Copy out each line featuring the string "JSON" from the entries beneath.

>> Begin Provided information

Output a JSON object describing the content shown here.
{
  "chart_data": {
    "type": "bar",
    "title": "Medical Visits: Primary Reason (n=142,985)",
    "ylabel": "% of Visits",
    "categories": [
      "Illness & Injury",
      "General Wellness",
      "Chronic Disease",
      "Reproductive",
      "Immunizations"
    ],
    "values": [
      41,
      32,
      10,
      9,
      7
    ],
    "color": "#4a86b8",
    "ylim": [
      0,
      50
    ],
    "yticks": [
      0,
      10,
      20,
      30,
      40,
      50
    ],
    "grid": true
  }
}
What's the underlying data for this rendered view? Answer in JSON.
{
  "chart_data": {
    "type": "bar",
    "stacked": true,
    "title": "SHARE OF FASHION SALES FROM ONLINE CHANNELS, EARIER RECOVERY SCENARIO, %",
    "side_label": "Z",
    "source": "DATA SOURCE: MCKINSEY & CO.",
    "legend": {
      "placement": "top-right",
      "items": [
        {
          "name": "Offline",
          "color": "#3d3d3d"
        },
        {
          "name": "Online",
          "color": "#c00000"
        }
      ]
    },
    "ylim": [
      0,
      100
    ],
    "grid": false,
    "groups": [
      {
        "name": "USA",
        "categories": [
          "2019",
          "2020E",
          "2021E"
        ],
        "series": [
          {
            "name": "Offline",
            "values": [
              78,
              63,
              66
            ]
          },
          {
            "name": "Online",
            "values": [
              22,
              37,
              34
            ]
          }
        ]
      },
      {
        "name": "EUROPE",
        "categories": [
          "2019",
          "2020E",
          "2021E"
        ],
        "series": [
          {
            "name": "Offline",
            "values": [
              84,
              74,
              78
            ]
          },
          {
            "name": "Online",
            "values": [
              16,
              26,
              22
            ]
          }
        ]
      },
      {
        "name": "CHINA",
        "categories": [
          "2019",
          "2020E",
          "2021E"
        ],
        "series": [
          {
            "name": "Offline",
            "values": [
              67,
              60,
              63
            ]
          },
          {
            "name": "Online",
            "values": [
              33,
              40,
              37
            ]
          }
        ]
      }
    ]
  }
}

>> End Provided information

> [Completed exercise]
Output a JSON object describing the content shown here.
What's the underlying data for this rendered view? Answer in JSON.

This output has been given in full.